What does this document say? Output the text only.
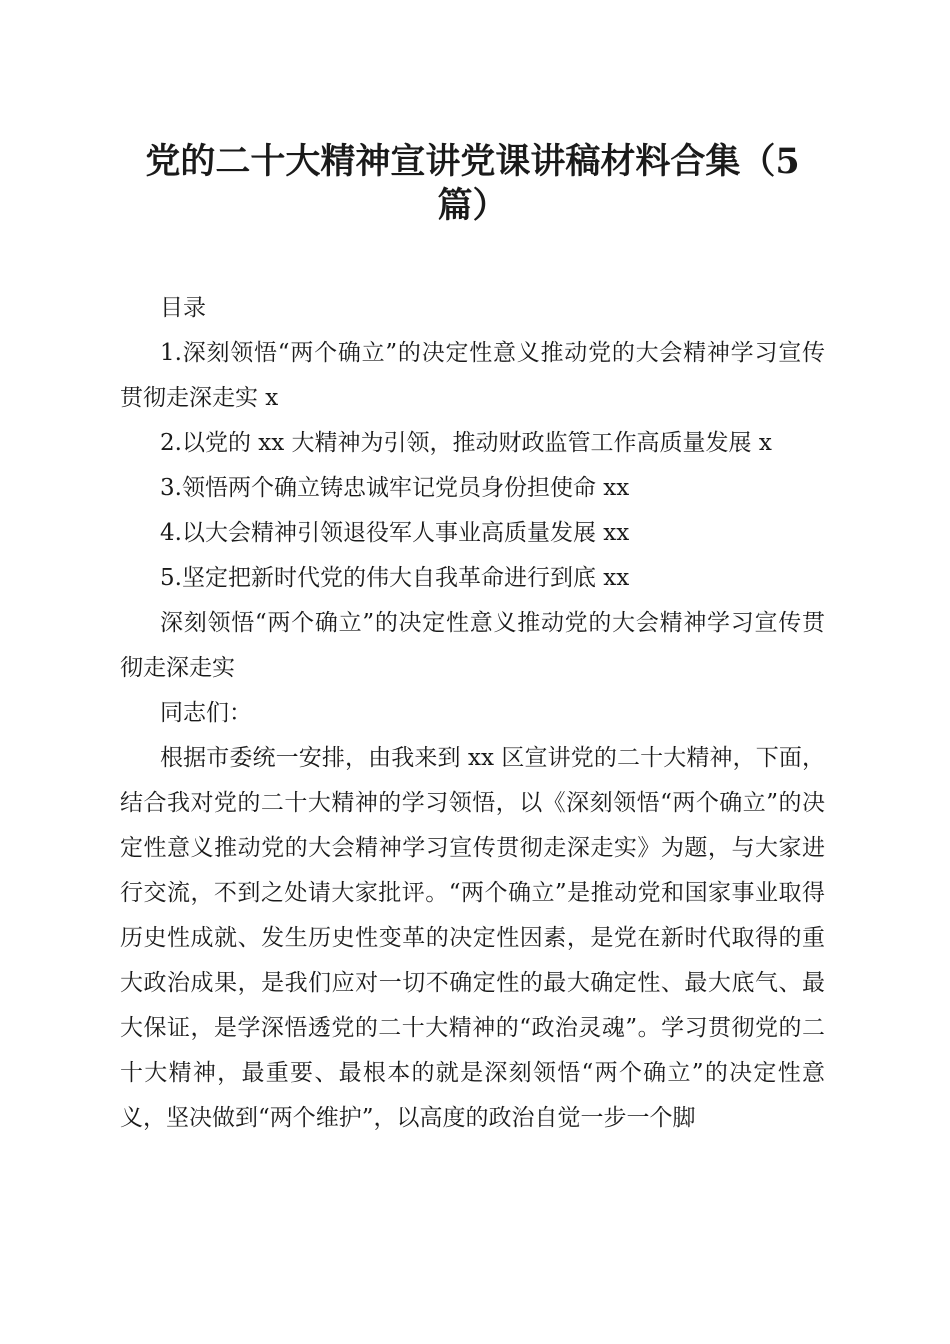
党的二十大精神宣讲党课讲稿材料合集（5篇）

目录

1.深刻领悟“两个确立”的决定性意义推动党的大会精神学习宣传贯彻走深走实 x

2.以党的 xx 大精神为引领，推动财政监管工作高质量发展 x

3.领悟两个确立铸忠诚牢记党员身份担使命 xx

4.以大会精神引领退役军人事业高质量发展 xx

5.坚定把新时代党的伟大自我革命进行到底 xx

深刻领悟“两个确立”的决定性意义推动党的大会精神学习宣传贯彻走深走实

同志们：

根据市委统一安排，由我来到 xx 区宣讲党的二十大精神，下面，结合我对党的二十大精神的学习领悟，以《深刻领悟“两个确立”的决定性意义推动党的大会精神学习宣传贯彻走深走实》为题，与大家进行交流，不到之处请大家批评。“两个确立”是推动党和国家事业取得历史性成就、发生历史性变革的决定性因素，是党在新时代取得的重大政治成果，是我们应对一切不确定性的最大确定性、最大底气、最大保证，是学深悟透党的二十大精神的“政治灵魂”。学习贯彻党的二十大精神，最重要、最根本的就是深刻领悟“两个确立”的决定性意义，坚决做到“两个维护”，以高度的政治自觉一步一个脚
-------
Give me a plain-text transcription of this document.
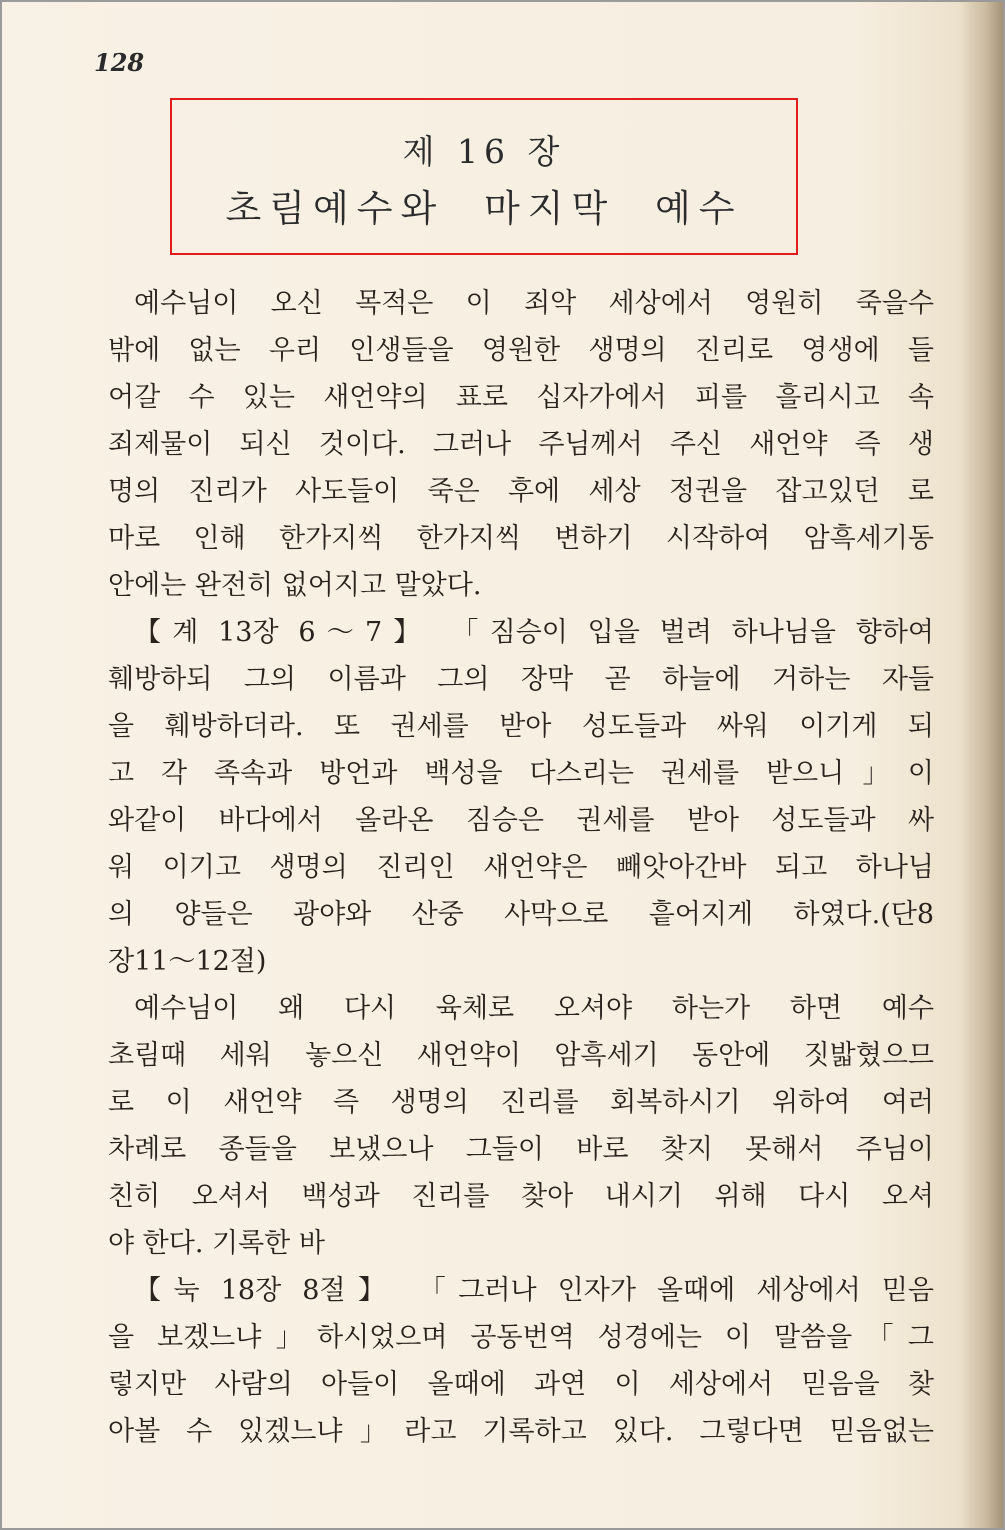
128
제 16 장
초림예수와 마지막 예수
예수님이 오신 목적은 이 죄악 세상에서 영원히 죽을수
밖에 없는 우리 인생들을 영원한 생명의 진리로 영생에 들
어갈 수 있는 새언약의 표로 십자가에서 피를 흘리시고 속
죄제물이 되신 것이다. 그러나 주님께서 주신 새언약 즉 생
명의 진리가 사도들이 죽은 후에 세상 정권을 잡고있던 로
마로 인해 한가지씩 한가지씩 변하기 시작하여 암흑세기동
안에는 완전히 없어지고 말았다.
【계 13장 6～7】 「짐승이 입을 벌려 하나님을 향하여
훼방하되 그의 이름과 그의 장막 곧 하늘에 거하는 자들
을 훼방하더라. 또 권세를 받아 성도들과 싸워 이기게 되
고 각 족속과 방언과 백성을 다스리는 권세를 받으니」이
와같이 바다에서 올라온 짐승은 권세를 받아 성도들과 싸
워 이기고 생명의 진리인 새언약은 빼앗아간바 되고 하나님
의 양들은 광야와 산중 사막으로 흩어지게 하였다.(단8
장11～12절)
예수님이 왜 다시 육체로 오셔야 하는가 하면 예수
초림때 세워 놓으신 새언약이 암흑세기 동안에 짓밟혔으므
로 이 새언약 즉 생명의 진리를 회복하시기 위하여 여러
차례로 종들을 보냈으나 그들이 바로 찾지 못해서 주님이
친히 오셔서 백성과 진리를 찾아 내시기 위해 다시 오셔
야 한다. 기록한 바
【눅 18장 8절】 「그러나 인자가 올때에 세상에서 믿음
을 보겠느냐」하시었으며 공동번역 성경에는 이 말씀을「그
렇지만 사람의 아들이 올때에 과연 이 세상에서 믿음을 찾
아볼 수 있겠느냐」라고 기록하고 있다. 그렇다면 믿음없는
-------
# Given instruction:
Extract each line holding the string "text".

# Answer to this task:
What does this document say? Output the text only.
Give me a plain-text transcription of this document.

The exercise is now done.